▸ Written problem
Print the listing that follows, character for character.

Source records:
────────

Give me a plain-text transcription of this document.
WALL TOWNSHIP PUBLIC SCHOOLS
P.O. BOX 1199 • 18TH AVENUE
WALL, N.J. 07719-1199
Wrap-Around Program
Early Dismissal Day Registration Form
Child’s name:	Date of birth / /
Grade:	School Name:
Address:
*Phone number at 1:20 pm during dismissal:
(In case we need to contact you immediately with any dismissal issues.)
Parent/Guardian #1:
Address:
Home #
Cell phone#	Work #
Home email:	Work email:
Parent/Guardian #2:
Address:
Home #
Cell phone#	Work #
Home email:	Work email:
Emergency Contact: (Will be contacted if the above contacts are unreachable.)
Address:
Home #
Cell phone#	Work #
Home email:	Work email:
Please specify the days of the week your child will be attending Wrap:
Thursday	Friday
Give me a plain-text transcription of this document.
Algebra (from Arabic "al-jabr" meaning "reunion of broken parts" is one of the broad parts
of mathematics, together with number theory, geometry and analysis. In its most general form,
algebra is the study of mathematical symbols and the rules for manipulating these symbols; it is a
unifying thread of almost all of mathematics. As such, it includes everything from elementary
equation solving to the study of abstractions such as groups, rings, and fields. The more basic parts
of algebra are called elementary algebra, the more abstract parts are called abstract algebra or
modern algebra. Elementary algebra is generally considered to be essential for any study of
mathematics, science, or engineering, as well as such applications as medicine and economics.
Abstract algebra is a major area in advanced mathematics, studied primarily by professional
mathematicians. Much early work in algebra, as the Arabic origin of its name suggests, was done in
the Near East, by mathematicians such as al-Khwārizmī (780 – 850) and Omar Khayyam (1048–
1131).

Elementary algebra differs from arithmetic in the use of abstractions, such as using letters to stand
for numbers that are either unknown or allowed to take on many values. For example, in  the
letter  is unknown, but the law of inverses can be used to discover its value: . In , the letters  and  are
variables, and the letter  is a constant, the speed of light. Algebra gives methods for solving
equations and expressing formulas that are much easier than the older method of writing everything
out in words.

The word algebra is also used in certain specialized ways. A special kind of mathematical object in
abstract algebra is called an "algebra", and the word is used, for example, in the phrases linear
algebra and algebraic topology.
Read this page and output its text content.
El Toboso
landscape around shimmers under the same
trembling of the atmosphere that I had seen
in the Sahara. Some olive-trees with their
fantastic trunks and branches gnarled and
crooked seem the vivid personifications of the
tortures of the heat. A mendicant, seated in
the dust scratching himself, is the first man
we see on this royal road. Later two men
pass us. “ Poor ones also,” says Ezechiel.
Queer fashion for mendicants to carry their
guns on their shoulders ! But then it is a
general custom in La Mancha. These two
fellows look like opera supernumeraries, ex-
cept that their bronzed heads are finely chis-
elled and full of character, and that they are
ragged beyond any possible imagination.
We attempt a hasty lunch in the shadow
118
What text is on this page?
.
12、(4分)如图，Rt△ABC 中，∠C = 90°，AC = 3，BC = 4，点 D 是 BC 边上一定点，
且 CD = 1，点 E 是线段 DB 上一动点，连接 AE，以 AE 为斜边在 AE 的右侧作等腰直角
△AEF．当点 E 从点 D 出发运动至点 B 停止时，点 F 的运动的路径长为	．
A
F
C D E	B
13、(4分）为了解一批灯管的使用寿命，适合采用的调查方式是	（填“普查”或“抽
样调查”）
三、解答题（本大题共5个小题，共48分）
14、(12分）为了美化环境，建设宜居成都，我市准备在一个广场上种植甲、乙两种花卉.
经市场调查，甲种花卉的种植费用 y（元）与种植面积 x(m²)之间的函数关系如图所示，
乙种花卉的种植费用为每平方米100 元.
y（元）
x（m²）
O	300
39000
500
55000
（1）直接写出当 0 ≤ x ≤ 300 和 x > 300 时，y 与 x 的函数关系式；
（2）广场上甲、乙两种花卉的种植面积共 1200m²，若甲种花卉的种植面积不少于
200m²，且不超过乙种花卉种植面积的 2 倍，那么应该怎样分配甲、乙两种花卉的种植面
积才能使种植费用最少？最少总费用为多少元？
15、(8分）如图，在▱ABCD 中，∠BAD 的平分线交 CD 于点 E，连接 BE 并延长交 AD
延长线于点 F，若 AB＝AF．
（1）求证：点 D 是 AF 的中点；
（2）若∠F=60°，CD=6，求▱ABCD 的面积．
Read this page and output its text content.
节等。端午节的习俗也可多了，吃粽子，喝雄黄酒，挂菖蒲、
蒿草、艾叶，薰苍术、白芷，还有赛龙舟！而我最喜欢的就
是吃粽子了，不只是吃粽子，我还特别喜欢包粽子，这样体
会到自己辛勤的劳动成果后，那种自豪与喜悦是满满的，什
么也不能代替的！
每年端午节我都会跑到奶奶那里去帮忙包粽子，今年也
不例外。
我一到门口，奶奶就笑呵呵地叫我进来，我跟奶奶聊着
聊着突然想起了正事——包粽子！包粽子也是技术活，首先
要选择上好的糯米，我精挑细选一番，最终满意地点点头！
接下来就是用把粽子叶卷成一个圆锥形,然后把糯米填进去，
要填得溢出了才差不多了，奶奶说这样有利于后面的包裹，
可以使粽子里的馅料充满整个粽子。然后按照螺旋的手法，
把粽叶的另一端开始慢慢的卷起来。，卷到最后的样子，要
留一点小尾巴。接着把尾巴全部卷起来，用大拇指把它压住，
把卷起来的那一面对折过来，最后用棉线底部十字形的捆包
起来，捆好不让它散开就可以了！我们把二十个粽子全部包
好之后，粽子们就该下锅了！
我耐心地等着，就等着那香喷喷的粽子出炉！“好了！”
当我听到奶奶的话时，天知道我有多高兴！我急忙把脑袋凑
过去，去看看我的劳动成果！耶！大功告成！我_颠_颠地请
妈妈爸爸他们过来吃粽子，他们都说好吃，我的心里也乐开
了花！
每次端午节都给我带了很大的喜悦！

────────

▸ Written solution
Give me a plain-text transcription of this document.
WALL TOWNSHIP PUBLIC SCHOOLS
P.O. BOX 1199 • 18TH AVENUE
WALL, N.J. 07719-1199
Wrap-Around Program
Early Dismissal Day Registration Form
Child’s name:	Date of birth / /
Grade:	School Name:
Address:
*Phone number at 1:20 pm during dismissal:
(In case we need to contact you immediately with any dismissal issues.)
Parent/Guardian #1:
Address:
Home #
Cell phone#	Work #
Home email:	Work email:
Parent/Guardian #2:
Address:
Home #
Cell phone#	Work #
Home email:	Work email:
Emergency Contact: (Will be contacted if the above contacts are unreachable.)
Address:
Home #
Cell phone#	Work #
Home email:	Work email:
Please specify the days of the week your child will be attending Wrap:
Thursday	Friday
Give me a plain-text transcription of this document.
Algebra (from Arabic "al-jabr" meaning "reunion of broken parts" is one of the broad parts
of mathematics, together with number theory, geometry and analysis. In its most general form,
algebra is the study of mathematical symbols and the rules for manipulating these symbols; it is a
unifying thread of almost all of mathematics. As such, it includes everything from elementary
equation solving to the study of abstractions such as groups, rings, and fields. The more basic parts
of algebra are called elementary algebra, the more abstract parts are called abstract algebra or
modern algebra. Elementary algebra is generally considered to be essential for any study of
mathematics, science, or engineering, as well as such applications as medicine and economics.
Abstract algebra is a major area in advanced mathematics, studied primarily by professional
mathematicians. Much early work in algebra, as the Arabic origin of its name suggests, was done in
the Near East, by mathematicians such as al-Khwārizmī (780 – 850) and Omar Khayyam (1048–
1131).

Elementary algebra differs from arithmetic in the use of abstractions, such as using letters to stand
for numbers that are either unknown or allowed to take on many values. For example, in  the
letter  is unknown, but the law of inverses can be used to discover its value: . In , the letters  and  are
variables, and the letter  is a constant, the speed of light. Algebra gives methods for solving
equations and expressing formulas that are much easier than the older method of writing everything
out in words.

The word algebra is also used in certain specialized ways. A special kind of mathematical object in
abstract algebra is called an "algebra", and the word is used, for example, in the phrases linear
algebra and algebraic topology.
Read this page and output its text content.
El Toboso
landscape around shimmers under the same
trembling of the atmosphere that I had seen
in the Sahara. Some olive-trees with their
fantastic trunks and branches gnarled and
crooked seem the vivid personifications of the
tortures of the heat. A mendicant, seated in
the dust scratching himself, is the first man
we see on this royal road. Later two men
pass us. “ Poor ones also,” says Ezechiel.
Queer fashion for mendicants to carry their
guns on their shoulders ! But then it is a
general custom in La Mancha. These two
fellows look like opera supernumeraries, ex-
cept that their bronzed heads are finely chis-
elled and full of character, and that they are
ragged beyond any possible imagination.
We attempt a hasty lunch in the shadow
118
What text is on this page?
.
12、(4分)如图，Rt△ABC 中，∠C = 90°，AC = 3，BC = 4，点 D 是 BC 边上一定点，
且 CD = 1，点 E 是线段 DB 上一动点，连接 AE，以 AE 为斜边在 AE 的右侧作等腰直角
△AEF．当点 E 从点 D 出发运动至点 B 停止时，点 F 的运动的路径长为	．
A
F
C D E	B
13、(4分）为了解一批灯管的使用寿命，适合采用的调查方式是	（填“普查”或“抽
样调查”）
三、解答题（本大题共5个小题，共48分）
14、(12分）为了美化环境，建设宜居成都，我市准备在一个广场上种植甲、乙两种花卉.
经市场调查，甲种花卉的种植费用 y（元）与种植面积 x(m²)之间的函数关系如图所示，
乙种花卉的种植费用为每平方米100 元.
y（元）
x（m²）
O	300
39000
500
55000
（1）直接写出当 0 ≤ x ≤ 300 和 x > 300 时，y 与 x 的函数关系式；
（2）广场上甲、乙两种花卉的种植面积共 1200m²，若甲种花卉的种植面积不少于
200m²，且不超过乙种花卉种植面积的 2 倍，那么应该怎样分配甲、乙两种花卉的种植面
积才能使种植费用最少？最少总费用为多少元？
15、(8分）如图，在▱ABCD 中，∠BAD 的平分线交 CD 于点 E，连接 BE 并延长交 AD
延长线于点 F，若 AB＝AF．
（1）求证：点 D 是 AF 的中点；
（2）若∠F=60°，CD=6，求▱ABCD 的面积．
Read this page and output its text content.
节等。端午节的习俗也可多了，吃粽子，喝雄黄酒，挂菖蒲、
蒿草、艾叶，薰苍术、白芷，还有赛龙舟！而我最喜欢的就
是吃粽子了，不只是吃粽子，我还特别喜欢包粽子，这样体
会到自己辛勤的劳动成果后，那种自豪与喜悦是满满的，什
么也不能代替的！
每年端午节我都会跑到奶奶那里去帮忙包粽子，今年也
不例外。
我一到门口，奶奶就笑呵呵地叫我进来，我跟奶奶聊着
聊着突然想起了正事——包粽子！包粽子也是技术活，首先
要选择上好的糯米，我精挑细选一番，最终满意地点点头！
接下来就是用把粽子叶卷成一个圆锥形,然后把糯米填进去，
要填得溢出了才差不多了，奶奶说这样有利于后面的包裹，
可以使粽子里的馅料充满整个粽子。然后按照螺旋的手法，
把粽叶的另一端开始慢慢的卷起来。，卷到最后的样子，要
留一点小尾巴。接着把尾巴全部卷起来，用大拇指把它压住，
把卷起来的那一面对折过来，最后用棉线底部十字形的捆包
起来，捆好不让它散开就可以了！我们把二十个粽子全部包
好之后，粽子们就该下锅了！
我耐心地等着，就等着那香喷喷的粽子出炉！“好了！”
当我听到奶奶的话时，天知道我有多高兴！我急忙把脑袋凑
过去，去看看我的劳动成果！耶！大功告成！我_颠_颠地请
妈妈爸爸他们过来吃粽子，他们都说好吃，我的心里也乐开
了花！
每次端午节都给我带了很大的喜悦！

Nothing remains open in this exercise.